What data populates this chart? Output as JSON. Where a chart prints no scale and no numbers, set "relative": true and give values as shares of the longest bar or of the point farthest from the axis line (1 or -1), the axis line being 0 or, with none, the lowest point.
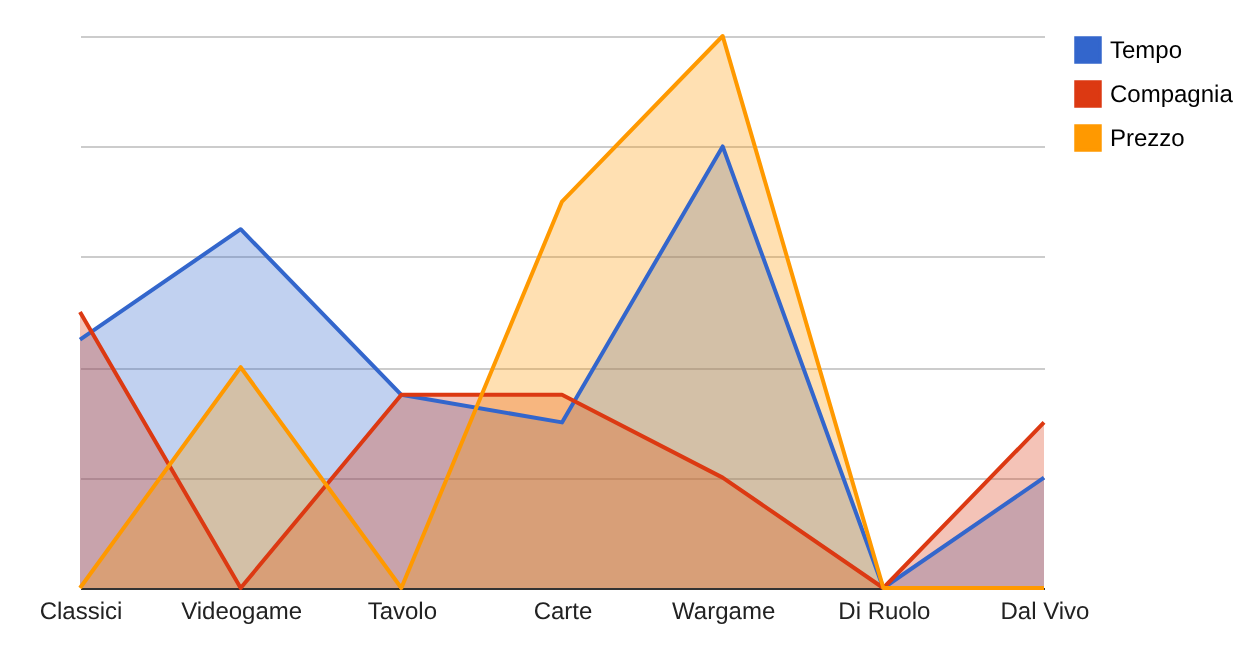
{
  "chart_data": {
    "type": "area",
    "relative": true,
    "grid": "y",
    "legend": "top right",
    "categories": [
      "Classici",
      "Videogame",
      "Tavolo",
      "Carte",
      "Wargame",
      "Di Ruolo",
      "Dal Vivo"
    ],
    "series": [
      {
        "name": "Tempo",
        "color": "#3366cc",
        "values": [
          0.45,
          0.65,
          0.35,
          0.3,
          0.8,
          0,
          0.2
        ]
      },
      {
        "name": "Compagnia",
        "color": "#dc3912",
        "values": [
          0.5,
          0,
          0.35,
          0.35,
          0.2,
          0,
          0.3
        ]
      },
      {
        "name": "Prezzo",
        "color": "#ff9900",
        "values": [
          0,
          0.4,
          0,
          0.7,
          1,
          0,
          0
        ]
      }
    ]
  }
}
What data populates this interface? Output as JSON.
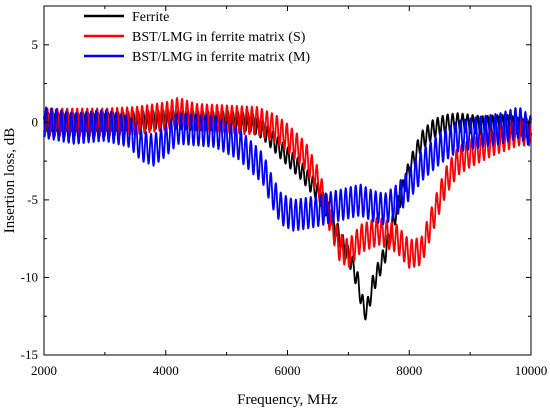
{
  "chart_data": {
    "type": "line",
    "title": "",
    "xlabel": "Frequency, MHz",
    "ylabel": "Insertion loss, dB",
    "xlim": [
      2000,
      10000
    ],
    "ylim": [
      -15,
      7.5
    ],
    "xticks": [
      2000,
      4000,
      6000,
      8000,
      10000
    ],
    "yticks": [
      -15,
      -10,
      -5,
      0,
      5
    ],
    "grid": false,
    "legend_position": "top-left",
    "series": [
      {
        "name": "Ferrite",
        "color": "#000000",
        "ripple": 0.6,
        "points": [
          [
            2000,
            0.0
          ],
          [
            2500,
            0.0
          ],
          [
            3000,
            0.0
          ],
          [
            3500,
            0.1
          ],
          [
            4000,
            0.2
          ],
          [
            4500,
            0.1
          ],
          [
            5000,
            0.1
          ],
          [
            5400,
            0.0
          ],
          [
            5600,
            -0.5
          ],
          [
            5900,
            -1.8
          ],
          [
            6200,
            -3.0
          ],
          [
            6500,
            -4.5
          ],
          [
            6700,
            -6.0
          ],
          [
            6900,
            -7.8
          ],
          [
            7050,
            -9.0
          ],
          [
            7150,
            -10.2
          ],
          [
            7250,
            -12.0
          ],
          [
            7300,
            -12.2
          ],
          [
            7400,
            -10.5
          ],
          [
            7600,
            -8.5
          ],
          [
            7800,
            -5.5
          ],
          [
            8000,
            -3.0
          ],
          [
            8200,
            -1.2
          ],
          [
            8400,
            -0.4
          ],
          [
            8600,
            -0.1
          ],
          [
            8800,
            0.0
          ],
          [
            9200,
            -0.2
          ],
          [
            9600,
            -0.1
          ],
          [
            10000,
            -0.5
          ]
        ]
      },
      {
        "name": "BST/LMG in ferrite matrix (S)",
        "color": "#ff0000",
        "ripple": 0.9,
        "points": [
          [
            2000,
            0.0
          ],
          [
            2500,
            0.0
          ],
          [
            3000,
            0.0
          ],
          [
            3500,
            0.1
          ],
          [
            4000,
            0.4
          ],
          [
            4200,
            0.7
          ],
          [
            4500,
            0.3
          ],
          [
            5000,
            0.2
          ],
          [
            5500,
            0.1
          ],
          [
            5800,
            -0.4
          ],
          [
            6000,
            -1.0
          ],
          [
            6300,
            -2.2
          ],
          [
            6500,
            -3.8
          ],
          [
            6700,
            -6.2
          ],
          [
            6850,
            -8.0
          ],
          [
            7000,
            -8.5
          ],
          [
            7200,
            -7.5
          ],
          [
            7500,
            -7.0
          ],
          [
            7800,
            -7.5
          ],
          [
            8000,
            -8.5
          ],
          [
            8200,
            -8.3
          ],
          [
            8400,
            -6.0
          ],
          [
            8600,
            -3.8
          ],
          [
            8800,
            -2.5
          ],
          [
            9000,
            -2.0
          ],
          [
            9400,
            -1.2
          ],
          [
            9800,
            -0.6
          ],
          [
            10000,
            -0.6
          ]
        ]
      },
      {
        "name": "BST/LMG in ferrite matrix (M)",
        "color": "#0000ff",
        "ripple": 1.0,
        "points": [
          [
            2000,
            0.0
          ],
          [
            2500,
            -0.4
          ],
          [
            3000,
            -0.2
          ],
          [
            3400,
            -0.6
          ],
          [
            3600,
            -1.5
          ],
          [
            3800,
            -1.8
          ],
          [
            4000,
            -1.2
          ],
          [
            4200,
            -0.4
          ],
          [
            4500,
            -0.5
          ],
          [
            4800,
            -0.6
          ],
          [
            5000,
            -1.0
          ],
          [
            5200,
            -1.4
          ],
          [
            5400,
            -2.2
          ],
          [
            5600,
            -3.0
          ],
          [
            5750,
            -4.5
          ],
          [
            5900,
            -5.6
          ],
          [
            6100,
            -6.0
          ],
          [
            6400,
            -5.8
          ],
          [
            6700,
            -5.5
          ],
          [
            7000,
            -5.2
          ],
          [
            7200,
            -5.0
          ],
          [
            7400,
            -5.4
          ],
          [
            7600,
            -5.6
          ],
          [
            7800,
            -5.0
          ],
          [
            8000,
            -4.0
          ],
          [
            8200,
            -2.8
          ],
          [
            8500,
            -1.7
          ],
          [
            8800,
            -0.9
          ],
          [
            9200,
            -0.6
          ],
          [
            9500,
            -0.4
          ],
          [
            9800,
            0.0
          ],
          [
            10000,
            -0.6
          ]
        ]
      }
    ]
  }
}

--------------------------------------------------

WHAT IS BEING ASKED:
From the data above, copy each line that holds "name".

ANSWER TO THIS PROBLEM:
        "name": "Tempo",
        "name": "Compagnia",
        "name": "Prezzo",
        "name": "Ferrite",
        "name": "BST/LMG in ferrite matrix (S)",
        "name": "BST/LMG in ferrite matrix (M)",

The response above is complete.